# WHAT THIS TASK INVOLVES:
Exactly as given, repeat all of the entries.

# TASK INPUTS:
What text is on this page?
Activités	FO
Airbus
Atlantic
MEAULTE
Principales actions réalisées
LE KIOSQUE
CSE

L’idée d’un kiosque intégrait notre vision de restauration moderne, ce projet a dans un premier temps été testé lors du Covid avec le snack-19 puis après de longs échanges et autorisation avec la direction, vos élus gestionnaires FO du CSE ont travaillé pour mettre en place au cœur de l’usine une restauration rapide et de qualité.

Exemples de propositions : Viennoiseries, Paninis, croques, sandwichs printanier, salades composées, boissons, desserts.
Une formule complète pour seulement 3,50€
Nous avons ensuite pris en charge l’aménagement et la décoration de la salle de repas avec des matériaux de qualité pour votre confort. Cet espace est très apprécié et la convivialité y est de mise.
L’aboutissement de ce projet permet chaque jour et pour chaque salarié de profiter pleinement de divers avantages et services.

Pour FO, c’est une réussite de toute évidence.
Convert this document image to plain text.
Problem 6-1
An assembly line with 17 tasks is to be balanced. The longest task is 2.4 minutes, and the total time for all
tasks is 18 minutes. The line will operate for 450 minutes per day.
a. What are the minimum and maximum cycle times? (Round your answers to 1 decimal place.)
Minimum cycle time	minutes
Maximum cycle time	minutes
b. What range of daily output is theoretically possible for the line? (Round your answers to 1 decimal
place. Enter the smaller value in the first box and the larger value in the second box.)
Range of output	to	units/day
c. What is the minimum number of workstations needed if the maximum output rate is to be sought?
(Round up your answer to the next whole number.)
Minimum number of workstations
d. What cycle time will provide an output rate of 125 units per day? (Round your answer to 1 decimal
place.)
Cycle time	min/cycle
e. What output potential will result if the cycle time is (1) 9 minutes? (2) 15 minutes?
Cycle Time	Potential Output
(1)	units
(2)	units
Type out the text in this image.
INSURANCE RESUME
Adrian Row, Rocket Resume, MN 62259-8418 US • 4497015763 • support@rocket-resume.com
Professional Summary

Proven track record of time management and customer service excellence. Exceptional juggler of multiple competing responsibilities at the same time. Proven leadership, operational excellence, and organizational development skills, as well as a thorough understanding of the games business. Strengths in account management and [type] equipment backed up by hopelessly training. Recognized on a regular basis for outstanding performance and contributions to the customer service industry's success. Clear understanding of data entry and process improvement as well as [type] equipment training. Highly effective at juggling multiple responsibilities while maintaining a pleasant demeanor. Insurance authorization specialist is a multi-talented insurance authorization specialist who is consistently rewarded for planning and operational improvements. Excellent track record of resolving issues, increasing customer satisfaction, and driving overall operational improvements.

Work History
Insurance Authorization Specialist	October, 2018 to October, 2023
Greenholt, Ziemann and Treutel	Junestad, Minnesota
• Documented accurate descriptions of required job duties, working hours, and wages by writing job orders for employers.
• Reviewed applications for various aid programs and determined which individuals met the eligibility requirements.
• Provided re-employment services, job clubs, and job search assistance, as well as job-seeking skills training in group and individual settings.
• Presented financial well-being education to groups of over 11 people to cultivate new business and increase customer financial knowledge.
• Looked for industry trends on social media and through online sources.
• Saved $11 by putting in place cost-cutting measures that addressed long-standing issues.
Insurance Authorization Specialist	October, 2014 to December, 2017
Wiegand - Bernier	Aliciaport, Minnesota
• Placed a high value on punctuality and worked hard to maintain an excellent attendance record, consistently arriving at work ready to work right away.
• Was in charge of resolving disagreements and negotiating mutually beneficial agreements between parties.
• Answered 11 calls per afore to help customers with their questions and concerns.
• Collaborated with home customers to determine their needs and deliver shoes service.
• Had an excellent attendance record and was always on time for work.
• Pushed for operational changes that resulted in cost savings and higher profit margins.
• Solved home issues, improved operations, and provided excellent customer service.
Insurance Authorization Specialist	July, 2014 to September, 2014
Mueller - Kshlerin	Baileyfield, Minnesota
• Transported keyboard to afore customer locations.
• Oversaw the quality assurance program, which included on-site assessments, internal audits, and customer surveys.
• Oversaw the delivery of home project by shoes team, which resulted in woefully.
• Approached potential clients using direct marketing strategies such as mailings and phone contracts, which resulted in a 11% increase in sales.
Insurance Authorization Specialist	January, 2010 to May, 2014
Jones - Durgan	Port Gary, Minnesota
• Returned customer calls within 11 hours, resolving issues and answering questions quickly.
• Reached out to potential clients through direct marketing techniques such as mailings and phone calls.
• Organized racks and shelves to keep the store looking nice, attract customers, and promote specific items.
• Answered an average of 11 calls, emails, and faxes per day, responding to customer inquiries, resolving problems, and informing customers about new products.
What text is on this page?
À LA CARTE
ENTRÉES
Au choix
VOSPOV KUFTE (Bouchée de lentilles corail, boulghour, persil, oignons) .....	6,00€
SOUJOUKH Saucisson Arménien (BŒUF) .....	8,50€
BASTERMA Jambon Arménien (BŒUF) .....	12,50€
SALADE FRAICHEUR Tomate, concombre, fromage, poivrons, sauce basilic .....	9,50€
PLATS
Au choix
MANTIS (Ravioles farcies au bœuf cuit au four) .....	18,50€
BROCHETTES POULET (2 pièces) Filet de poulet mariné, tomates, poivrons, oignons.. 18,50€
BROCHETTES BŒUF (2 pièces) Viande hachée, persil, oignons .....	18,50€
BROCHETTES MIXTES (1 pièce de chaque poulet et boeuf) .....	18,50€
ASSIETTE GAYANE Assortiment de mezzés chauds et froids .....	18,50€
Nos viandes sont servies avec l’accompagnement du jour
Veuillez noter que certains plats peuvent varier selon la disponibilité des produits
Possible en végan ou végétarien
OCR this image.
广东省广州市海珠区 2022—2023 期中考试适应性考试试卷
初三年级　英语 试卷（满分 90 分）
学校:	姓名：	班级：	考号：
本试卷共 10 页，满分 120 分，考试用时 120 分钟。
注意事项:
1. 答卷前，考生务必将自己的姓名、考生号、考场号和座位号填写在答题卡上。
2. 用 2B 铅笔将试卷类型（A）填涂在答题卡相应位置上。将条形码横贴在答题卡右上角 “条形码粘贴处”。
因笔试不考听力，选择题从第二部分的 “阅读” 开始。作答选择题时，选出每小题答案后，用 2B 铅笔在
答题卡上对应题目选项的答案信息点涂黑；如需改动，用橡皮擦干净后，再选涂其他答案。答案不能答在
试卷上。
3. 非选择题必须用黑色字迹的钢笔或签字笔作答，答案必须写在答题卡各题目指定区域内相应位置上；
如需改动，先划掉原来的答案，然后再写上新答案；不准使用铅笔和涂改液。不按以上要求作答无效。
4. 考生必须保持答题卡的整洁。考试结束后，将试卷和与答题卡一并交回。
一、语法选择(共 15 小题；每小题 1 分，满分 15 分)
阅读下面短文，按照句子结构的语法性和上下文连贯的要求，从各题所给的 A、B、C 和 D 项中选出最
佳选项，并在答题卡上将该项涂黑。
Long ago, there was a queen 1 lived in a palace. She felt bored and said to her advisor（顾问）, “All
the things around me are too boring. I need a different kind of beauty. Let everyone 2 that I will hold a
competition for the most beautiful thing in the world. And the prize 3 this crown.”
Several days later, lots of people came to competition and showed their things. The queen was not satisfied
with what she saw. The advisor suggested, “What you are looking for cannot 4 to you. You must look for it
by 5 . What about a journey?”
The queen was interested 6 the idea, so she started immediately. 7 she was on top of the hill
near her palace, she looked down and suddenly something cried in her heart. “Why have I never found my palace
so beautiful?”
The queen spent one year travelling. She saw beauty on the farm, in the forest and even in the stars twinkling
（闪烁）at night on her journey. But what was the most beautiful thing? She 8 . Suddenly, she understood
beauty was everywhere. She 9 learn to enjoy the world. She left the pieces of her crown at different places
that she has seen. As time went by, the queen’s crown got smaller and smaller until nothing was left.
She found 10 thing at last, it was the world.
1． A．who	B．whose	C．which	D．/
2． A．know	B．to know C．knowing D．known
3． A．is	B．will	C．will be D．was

# FULL RESPONSE:
What text is on this page?
Activités	FO
Airbus
Atlantic
MEAULTE
Principales actions réalisées
LE KIOSQUE
CSE

L’idée d’un kiosque intégrait notre vision de restauration moderne, ce projet a dans un premier temps été testé lors du Covid avec le snack-19 puis après de longs échanges et autorisation avec la direction, vos élus gestionnaires FO du CSE ont travaillé pour mettre en place au cœur de l’usine une restauration rapide et de qualité.

Exemples de propositions : Viennoiseries, Paninis, croques, sandwichs printanier, salades composées, boissons, desserts.
Une formule complète pour seulement 3,50€
Nous avons ensuite pris en charge l’aménagement et la décoration de la salle de repas avec des matériaux de qualité pour votre confort. Cet espace est très apprécié et la convivialité y est de mise.
L’aboutissement de ce projet permet chaque jour et pour chaque salarié de profiter pleinement de divers avantages et services.

Pour FO, c’est une réussite de toute évidence.
Convert this document image to plain text.
Problem 6-1
An assembly line with 17 tasks is to be balanced. The longest task is 2.4 minutes, and the total time for all
tasks is 18 minutes. The line will operate for 450 minutes per day.
a. What are the minimum and maximum cycle times? (Round your answers to 1 decimal place.)
Minimum cycle time	minutes
Maximum cycle time	minutes
b. What range of daily output is theoretically possible for the line? (Round your answers to 1 decimal
place. Enter the smaller value in the first box and the larger value in the second box.)
Range of output	to	units/day
c. What is the minimum number of workstations needed if the maximum output rate is to be sought?
(Round up your answer to the next whole number.)
Minimum number of workstations
d. What cycle time will provide an output rate of 125 units per day? (Round your answer to 1 decimal
place.)
Cycle time	min/cycle
e. What output potential will result if the cycle time is (1) 9 minutes? (2) 15 minutes?
Cycle Time	Potential Output
(1)	units
(2)	units
Type out the text in this image.
INSURANCE RESUME
Adrian Row, Rocket Resume, MN 62259-8418 US • 4497015763 • support@rocket-resume.com
Professional Summary

Proven track record of time management and customer service excellence. Exceptional juggler of multiple competing responsibilities at the same time. Proven leadership, operational excellence, and organizational development skills, as well as a thorough understanding of the games business. Strengths in account management and [type] equipment backed up by hopelessly training. Recognized on a regular basis for outstanding performance and contributions to the customer service industry's success. Clear understanding of data entry and process improvement as well as [type] equipment training. Highly effective at juggling multiple responsibilities while maintaining a pleasant demeanor. Insurance authorization specialist is a multi-talented insurance authorization specialist who is consistently rewarded for planning and operational improvements. Excellent track record of resolving issues, increasing customer satisfaction, and driving overall operational improvements.

Work History
Insurance Authorization Specialist	October, 2018 to October, 2023
Greenholt, Ziemann and Treutel	Junestad, Minnesota
• Documented accurate descriptions of required job duties, working hours, and wages by writing job orders for employers.
• Reviewed applications for various aid programs and determined which individuals met the eligibility requirements.
• Provided re-employment services, job clubs, and job search assistance, as well as job-seeking skills training in group and individual settings.
• Presented financial well-being education to groups of over 11 people to cultivate new business and increase customer financial knowledge.
• Looked for industry trends on social media and through online sources.
• Saved $11 by putting in place cost-cutting measures that addressed long-standing issues.
Insurance Authorization Specialist	October, 2014 to December, 2017
Wiegand - Bernier	Aliciaport, Minnesota
• Placed a high value on punctuality and worked hard to maintain an excellent attendance record, consistently arriving at work ready to work right away.
• Was in charge of resolving disagreements and negotiating mutually beneficial agreements between parties.
• Answered 11 calls per afore to help customers with their questions and concerns.
• Collaborated with home customers to determine their needs and deliver shoes service.
• Had an excellent attendance record and was always on time for work.
• Pushed for operational changes that resulted in cost savings and higher profit margins.
• Solved home issues, improved operations, and provided excellent customer service.
Insurance Authorization Specialist	July, 2014 to September, 2014
Mueller - Kshlerin	Baileyfield, Minnesota
• Transported keyboard to afore customer locations.
• Oversaw the quality assurance program, which included on-site assessments, internal audits, and customer surveys.
• Oversaw the delivery of home project by shoes team, which resulted in woefully.
• Approached potential clients using direct marketing strategies such as mailings and phone contracts, which resulted in a 11% increase in sales.
Insurance Authorization Specialist	January, 2010 to May, 2014
Jones - Durgan	Port Gary, Minnesota
• Returned customer calls within 11 hours, resolving issues and answering questions quickly.
• Reached out to potential clients through direct marketing techniques such as mailings and phone calls.
• Organized racks and shelves to keep the store looking nice, attract customers, and promote specific items.
• Answered an average of 11 calls, emails, and faxes per day, responding to customer inquiries, resolving problems, and informing customers about new products.
What text is on this page?
À LA CARTE
ENTRÉES
Au choix
VOSPOV KUFTE (Bouchée de lentilles corail, boulghour, persil, oignons) .....	6,00€
SOUJOUKH Saucisson Arménien (BŒUF) .....	8,50€
BASTERMA Jambon Arménien (BŒUF) .....	12,50€
SALADE FRAICHEUR Tomate, concombre, fromage, poivrons, sauce basilic .....	9,50€
PLATS
Au choix
MANTIS (Ravioles farcies au bœuf cuit au four) .....	18,50€
BROCHETTES POULET (2 pièces) Filet de poulet mariné, tomates, poivrons, oignons.. 18,50€
BROCHETTES BŒUF (2 pièces) Viande hachée, persil, oignons .....	18,50€
BROCHETTES MIXTES (1 pièce de chaque poulet et boeuf) .....	18,50€
ASSIETTE GAYANE Assortiment de mezzés chauds et froids .....	18,50€
Nos viandes sont servies avec l’accompagnement du jour
Veuillez noter que certains plats peuvent varier selon la disponibilité des produits
Possible en végan ou végétarien
OCR this image.
广东省广州市海珠区 2022—2023 期中考试适应性考试试卷
初三年级　英语 试卷（满分 90 分）
学校:	姓名：	班级：	考号：
本试卷共 10 页，满分 120 分，考试用时 120 分钟。
注意事项:
1. 答卷前，考生务必将自己的姓名、考生号、考场号和座位号填写在答题卡上。
2. 用 2B 铅笔将试卷类型（A）填涂在答题卡相应位置上。将条形码横贴在答题卡右上角 “条形码粘贴处”。
因笔试不考听力，选择题从第二部分的 “阅读” 开始。作答选择题时，选出每小题答案后，用 2B 铅笔在
答题卡上对应题目选项的答案信息点涂黑；如需改动，用橡皮擦干净后，再选涂其他答案。答案不能答在
试卷上。
3. 非选择题必须用黑色字迹的钢笔或签字笔作答，答案必须写在答题卡各题目指定区域内相应位置上；
如需改动，先划掉原来的答案，然后再写上新答案；不准使用铅笔和涂改液。不按以上要求作答无效。
4. 考生必须保持答题卡的整洁。考试结束后，将试卷和与答题卡一并交回。
一、语法选择(共 15 小题；每小题 1 分，满分 15 分)
阅读下面短文，按照句子结构的语法性和上下文连贯的要求，从各题所给的 A、B、C 和 D 项中选出最
佳选项，并在答题卡上将该项涂黑。
Long ago, there was a queen 1 lived in a palace. She felt bored and said to her advisor（顾问）, “All
the things around me are too boring. I need a different kind of beauty. Let everyone 2 that I will hold a
competition for the most beautiful thing in the world. And the prize 3 this crown.”
Several days later, lots of people came to competition and showed their things. The queen was not satisfied
with what she saw. The advisor suggested, “What you are looking for cannot 4 to you. You must look for it
by 5 . What about a journey?”
The queen was interested 6 the idea, so she started immediately. 7 she was on top of the hill
near her palace, she looked down and suddenly something cried in her heart. “Why have I never found my palace
so beautiful?”
The queen spent one year travelling. She saw beauty on the farm, in the forest and even in the stars twinkling
（闪烁）at night on her journey. But what was the most beautiful thing? She 8 . Suddenly, she understood
beauty was everywhere. She 9 learn to enjoy the world. She left the pieces of her crown at different places
that she has seen. As time went by, the queen’s crown got smaller and smaller until nothing was left.
She found 10 thing at last, it was the world.
1． A．who	B．whose	C．which	D．/
2． A．know	B．to know C．knowing D．known
3． A．is	B．will	C．will be D．was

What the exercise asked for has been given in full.